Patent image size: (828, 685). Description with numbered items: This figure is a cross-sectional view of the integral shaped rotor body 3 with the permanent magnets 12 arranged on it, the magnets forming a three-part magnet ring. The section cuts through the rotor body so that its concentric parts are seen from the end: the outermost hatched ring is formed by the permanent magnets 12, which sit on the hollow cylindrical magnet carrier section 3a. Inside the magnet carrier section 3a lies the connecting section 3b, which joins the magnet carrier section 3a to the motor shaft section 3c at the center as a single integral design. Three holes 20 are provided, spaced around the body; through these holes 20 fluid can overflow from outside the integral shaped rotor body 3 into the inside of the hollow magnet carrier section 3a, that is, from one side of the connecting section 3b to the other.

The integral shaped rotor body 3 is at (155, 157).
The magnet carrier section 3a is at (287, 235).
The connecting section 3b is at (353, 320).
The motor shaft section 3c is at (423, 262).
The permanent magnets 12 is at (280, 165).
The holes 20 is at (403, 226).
—————
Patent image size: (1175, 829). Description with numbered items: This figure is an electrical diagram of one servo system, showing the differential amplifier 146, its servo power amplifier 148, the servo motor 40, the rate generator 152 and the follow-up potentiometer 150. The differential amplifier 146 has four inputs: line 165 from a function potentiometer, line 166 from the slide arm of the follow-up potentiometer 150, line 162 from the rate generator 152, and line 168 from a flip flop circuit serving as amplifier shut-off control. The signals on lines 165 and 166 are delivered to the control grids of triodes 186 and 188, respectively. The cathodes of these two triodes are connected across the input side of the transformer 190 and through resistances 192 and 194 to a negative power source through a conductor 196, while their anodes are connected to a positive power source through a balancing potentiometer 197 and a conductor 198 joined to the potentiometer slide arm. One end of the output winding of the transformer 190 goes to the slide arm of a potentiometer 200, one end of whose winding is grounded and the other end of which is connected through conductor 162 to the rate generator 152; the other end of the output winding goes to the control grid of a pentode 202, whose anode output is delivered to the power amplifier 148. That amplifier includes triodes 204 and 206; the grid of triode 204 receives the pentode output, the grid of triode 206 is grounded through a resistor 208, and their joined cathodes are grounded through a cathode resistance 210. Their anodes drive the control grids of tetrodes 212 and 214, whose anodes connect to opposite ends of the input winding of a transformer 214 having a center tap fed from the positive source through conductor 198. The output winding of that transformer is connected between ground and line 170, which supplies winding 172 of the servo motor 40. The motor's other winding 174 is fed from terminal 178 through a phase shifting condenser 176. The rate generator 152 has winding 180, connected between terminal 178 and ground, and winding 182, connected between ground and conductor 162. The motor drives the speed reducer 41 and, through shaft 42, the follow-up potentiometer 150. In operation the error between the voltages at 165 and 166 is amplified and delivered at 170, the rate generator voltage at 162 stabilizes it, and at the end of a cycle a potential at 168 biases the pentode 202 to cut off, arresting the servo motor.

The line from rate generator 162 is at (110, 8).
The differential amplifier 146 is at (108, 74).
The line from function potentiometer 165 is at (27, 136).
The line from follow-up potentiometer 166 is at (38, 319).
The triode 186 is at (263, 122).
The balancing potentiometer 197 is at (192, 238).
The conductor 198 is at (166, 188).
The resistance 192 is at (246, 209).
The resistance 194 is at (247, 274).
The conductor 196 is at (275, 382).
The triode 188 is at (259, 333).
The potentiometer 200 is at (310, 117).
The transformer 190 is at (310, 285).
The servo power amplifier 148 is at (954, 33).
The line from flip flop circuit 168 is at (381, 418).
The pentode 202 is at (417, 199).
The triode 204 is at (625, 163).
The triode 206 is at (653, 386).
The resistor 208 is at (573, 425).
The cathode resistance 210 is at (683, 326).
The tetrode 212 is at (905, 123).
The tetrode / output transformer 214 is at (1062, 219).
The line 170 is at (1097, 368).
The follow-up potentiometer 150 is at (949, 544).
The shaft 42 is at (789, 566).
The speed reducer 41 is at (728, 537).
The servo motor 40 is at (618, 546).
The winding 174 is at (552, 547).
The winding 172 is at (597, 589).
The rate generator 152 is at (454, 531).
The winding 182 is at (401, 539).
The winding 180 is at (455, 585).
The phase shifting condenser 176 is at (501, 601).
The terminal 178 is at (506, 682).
—————
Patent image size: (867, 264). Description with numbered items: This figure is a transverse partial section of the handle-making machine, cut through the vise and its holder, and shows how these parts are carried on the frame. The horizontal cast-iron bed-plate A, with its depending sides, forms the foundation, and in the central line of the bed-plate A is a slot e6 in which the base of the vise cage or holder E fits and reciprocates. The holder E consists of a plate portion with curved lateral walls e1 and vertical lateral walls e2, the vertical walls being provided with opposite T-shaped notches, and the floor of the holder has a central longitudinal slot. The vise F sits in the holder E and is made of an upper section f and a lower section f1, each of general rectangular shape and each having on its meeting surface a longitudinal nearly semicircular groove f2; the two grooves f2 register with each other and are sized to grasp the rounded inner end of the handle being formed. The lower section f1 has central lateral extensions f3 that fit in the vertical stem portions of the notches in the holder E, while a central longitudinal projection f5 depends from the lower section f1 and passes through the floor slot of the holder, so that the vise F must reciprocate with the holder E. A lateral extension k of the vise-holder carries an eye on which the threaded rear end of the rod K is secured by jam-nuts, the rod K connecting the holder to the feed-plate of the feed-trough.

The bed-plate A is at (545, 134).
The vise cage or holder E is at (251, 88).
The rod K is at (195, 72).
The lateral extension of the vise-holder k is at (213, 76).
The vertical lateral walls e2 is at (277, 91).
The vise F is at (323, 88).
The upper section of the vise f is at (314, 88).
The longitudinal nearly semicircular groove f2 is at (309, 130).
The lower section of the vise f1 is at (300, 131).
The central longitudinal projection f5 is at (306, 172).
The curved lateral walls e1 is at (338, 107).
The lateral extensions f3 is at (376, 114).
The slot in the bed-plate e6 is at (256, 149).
—————
PROBLEM TO WORK ON: Output the lines from the one containing "Patent image size: (828, 685)." through the one containing "The motor shaft section 3c is at (423, 262).", copied exactly.

EXPECTED OUTPUT:
Patent image size: (828, 685). Description with numbered items: This figure is a cross-sectional view of the integral shaped rotor body 3 with the permanent magnets 12 arranged on it, the magnets forming a three-part magnet ring. The section cuts through the rotor body so that its concentric parts are seen from the end: the outermost hatched ring is formed by the permanent magnets 12, which sit on the hollow cylindrical magnet carrier section 3a. Inside the magnet carrier section 3a lies the connecting section 3b, which joins the magnet carrier section 3a to the motor shaft section 3c at the center as a single integral design. Three holes 20 are provided, spaced around the body; through these holes 20 fluid can overflow from outside the integral shaped rotor body 3 into the inside of the hollow magnet carrier section 3a, that is, from one side of the connecting section 3b to the other.

The integral shaped rotor body 3 is at (155, 157).
The magnet carrier section 3a is at (287, 235).
The connecting section 3b is at (353, 320).
The motor shaft section 3c is at (423, 262).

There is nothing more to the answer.